* Start PROVIDED RECORDS *
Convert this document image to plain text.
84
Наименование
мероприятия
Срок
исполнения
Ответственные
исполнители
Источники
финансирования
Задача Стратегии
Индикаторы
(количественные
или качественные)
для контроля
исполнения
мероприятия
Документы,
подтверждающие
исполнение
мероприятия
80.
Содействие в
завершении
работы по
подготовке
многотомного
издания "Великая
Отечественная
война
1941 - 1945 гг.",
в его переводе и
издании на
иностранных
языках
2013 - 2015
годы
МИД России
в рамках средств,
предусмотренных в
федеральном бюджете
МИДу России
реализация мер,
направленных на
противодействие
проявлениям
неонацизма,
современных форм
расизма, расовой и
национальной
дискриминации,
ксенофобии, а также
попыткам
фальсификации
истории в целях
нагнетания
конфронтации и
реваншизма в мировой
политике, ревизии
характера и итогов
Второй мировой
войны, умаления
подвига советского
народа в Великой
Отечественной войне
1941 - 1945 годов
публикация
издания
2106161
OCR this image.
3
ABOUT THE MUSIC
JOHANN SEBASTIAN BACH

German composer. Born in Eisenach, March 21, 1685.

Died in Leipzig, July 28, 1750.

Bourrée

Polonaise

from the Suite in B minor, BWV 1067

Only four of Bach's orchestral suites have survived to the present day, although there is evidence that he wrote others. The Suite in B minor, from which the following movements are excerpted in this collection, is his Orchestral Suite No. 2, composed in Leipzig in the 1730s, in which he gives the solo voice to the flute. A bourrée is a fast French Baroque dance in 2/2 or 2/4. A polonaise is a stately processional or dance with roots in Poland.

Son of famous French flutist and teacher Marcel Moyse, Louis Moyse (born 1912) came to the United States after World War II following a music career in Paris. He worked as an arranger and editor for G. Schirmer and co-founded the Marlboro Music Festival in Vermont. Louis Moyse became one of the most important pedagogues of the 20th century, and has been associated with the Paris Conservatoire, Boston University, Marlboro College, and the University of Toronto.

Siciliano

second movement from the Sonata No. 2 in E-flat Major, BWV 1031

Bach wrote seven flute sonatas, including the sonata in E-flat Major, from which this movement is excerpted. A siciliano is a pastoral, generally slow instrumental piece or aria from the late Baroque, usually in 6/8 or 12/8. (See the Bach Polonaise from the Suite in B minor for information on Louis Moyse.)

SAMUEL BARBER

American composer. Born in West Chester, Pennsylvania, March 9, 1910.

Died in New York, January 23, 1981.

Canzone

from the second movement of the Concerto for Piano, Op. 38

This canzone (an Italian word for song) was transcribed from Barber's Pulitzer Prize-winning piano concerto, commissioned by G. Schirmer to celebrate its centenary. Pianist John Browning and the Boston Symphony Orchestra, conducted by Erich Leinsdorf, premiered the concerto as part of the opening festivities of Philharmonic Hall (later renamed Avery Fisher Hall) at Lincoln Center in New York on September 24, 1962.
* End PROVIDED RECORDS *
◆ DIRECTIVE
Make a tally of the lines in this data that include the string "York", and answer with that tally alone.

◆ RESPONSE TO THIS EXERCISE
2